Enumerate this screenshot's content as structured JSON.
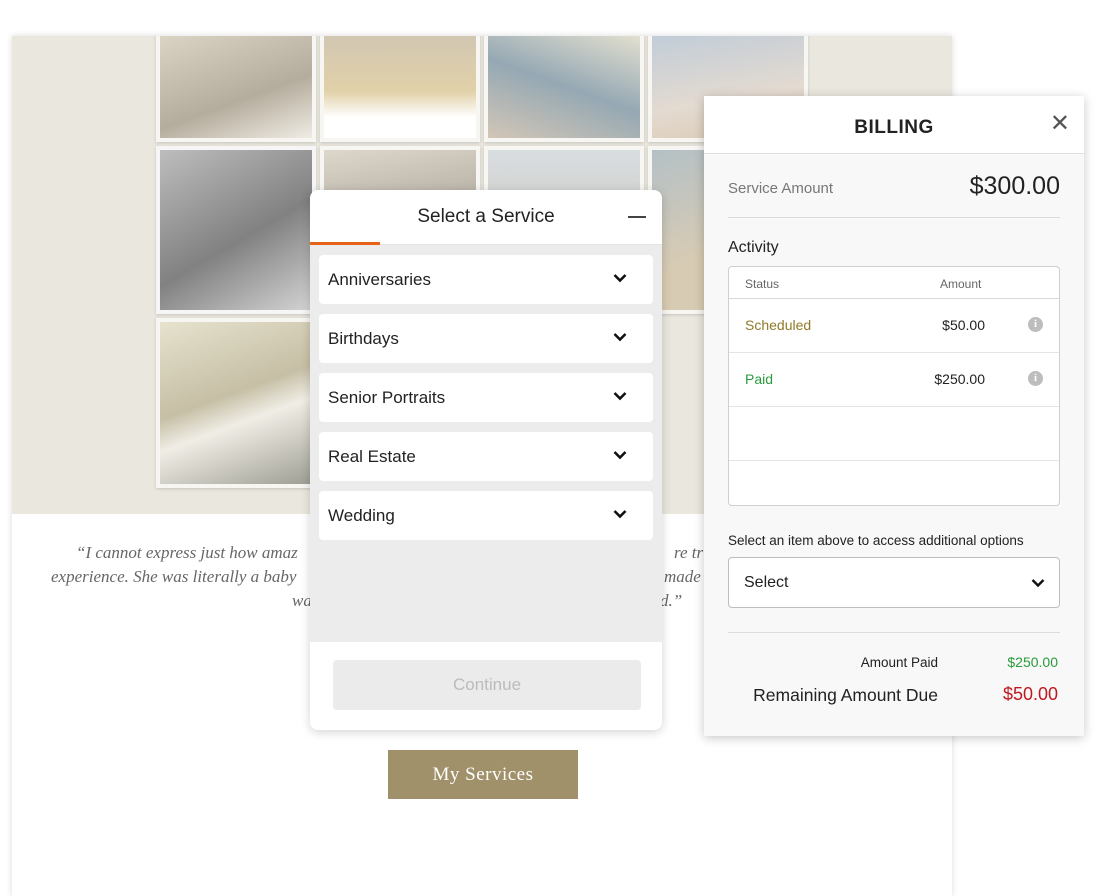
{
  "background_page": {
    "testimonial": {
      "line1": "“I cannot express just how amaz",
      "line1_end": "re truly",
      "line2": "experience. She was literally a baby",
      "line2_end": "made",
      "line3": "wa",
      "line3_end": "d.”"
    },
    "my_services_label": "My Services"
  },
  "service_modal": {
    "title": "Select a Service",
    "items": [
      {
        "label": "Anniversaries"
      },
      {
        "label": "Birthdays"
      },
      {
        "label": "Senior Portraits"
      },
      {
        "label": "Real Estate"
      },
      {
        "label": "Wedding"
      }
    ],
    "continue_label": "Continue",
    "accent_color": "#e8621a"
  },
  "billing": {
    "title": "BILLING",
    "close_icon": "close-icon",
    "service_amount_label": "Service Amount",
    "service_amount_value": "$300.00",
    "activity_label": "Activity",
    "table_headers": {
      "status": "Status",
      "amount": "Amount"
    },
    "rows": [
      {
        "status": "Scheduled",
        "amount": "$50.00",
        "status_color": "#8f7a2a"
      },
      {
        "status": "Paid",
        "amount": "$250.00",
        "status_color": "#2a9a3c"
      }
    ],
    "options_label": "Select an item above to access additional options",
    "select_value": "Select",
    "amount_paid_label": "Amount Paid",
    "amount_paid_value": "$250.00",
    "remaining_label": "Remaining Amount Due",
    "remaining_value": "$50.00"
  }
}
--
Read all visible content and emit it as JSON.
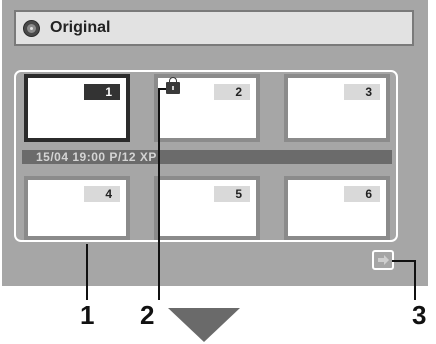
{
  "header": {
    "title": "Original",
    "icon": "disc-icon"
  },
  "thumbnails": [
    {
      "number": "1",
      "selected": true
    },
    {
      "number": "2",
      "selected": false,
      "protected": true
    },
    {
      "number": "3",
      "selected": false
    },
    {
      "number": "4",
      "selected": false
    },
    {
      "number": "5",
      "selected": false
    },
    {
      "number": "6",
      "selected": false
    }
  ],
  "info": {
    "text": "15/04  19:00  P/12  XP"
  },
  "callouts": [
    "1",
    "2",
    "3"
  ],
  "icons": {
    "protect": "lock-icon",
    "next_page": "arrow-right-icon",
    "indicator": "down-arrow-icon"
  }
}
---
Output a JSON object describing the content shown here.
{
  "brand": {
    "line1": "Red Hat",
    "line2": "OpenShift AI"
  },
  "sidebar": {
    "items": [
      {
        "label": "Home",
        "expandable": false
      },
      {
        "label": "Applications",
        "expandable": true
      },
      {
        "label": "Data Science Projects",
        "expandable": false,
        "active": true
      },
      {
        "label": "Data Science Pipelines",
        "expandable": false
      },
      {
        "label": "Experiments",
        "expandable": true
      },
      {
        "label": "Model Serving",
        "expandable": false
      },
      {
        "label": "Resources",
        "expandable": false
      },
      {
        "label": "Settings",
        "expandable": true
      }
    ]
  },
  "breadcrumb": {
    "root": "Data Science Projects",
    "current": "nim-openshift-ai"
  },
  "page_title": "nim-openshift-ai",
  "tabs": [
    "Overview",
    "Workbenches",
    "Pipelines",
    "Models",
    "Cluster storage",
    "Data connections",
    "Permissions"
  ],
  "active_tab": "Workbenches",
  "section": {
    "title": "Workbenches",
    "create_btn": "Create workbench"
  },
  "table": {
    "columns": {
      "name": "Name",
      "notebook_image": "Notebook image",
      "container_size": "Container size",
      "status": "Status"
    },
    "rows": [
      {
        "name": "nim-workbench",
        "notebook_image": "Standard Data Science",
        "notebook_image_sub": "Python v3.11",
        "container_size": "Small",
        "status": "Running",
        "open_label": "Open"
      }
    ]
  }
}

_TASK PROMPT_. Filter out all lines lacking the word "Projects" and copy the rest.

_RESPONSE TO THIS EXERCISE_.
        "label": "Data Science Projects",
    "root": "Data Science Projects",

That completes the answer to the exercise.